Go through the entries below and write each one out exactly.

→ Dataset:
(begin)

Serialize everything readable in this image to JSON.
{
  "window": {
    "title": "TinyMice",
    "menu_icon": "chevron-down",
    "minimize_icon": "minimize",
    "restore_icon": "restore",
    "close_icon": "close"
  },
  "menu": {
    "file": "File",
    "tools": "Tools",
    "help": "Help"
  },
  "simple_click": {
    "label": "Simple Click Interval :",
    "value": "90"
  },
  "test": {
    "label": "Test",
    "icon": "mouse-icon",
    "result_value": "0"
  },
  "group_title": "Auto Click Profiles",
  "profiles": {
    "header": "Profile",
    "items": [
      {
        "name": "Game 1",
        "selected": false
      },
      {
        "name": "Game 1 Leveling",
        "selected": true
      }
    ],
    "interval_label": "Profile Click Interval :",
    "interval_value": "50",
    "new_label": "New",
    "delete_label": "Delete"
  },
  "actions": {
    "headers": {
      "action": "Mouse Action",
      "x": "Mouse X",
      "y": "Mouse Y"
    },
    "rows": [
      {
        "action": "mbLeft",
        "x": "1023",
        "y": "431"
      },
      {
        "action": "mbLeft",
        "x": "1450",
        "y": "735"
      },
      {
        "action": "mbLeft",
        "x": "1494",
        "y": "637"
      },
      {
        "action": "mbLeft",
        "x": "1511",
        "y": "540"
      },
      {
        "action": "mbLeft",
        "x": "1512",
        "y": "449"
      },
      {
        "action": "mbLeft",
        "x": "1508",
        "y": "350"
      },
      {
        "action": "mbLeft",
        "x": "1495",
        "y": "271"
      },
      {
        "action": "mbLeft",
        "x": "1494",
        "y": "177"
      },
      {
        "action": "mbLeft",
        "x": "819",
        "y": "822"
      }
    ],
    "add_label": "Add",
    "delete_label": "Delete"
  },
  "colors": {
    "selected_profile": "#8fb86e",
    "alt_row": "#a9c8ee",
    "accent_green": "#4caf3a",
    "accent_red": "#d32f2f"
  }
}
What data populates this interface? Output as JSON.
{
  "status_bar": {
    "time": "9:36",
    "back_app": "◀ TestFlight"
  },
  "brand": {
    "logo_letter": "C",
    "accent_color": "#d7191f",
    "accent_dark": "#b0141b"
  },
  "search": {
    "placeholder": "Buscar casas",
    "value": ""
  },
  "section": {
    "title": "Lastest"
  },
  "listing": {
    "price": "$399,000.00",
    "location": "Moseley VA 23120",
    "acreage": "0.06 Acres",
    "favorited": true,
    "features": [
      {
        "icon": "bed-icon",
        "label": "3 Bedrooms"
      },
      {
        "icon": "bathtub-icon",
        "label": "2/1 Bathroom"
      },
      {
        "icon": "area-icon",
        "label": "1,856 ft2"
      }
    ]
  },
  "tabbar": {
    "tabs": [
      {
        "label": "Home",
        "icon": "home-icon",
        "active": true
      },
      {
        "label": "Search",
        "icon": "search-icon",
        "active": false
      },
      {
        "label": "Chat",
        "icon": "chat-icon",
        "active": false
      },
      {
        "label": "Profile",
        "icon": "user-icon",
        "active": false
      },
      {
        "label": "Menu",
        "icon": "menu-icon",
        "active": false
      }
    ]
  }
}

(end)

→ Answer to the exercise:
Serialize everything readable in this image to JSON.
{
  "window": {
    "title": "TinyMice",
    "menu_icon": "chevron-down",
    "minimize_icon": "minimize",
    "restore_icon": "restore",
    "close_icon": "close"
  },
  "menu": {
    "file": "File",
    "tools": "Tools",
    "help": "Help"
  },
  "simple_click": {
    "label": "Simple Click Interval :",
    "value": "90"
  },
  "test": {
    "label": "Test",
    "icon": "mouse-icon",
    "result_value": "0"
  },
  "group_title": "Auto Click Profiles",
  "profiles": {
    "header": "Profile",
    "items": [
      {
        "name": "Game 1",
        "selected": false
      },
      {
        "name": "Game 1 Leveling",
        "selected": true
      }
    ],
    "interval_label": "Profile Click Interval :",
    "interval_value": "50",
    "new_label": "New",
    "delete_label": "Delete"
  },
  "actions": {
    "headers": {
      "action": "Mouse Action",
      "x": "Mouse X",
      "y": "Mouse Y"
    },
    "rows": [
      {
        "action": "mbLeft",
        "x": "1023",
        "y": "431"
      },
      {
        "action": "mbLeft",
        "x": "1450",
        "y": "735"
      },
      {
        "action": "mbLeft",
        "x": "1494",
        "y": "637"
      },
      {
        "action": "mbLeft",
        "x": "1511",
        "y": "540"
      },
      {
        "action": "mbLeft",
        "x": "1512",
        "y": "449"
      },
      {
        "action": "mbLeft",
        "x": "1508",
        "y": "350"
      },
      {
        "action": "mbLeft",
        "x": "1495",
        "y": "271"
      },
      {
        "action": "mbLeft",
        "x": "1494",
        "y": "177"
      },
      {
        "action": "mbLeft",
        "x": "819",
        "y": "822"
      }
    ],
    "add_label": "Add",
    "delete_label": "Delete"
  },
  "colors": {
    "selected_profile": "#8fb86e",
    "alt_row": "#a9c8ee",
    "accent_green": "#4caf3a",
    "accent_red": "#d32f2f"
  }
}
What data populates this interface? Output as JSON.
{
  "status_bar": {
    "time": "9:36",
    "back_app": "◀ TestFlight"
  },
  "brand": {
    "logo_letter": "C",
    "accent_color": "#d7191f",
    "accent_dark": "#b0141b"
  },
  "search": {
    "placeholder": "Buscar casas",
    "value": ""
  },
  "section": {
    "title": "Lastest"
  },
  "listing": {
    "price": "$399,000.00",
    "location": "Moseley VA 23120",
    "acreage": "0.06 Acres",
    "favorited": true,
    "features": [
      {
        "icon": "bed-icon",
        "label": "3 Bedrooms"
      },
      {
        "icon": "bathtub-icon",
        "label": "2/1 Bathroom"
      },
      {
        "icon": "area-icon",
        "label": "1,856 ft2"
      }
    ]
  },
  "tabbar": {
    "tabs": [
      {
        "label": "Home",
        "icon": "home-icon",
        "active": true
      },
      {
        "label": "Search",
        "icon": "search-icon",
        "active": false
      },
      {
        "label": "Chat",
        "icon": "chat-icon",
        "active": false
      },
      {
        "label": "Profile",
        "icon": "user-icon",
        "active": false
      },
      {
        "label": "Menu",
        "icon": "menu-icon",
        "active": false
      }
    ]
  }
}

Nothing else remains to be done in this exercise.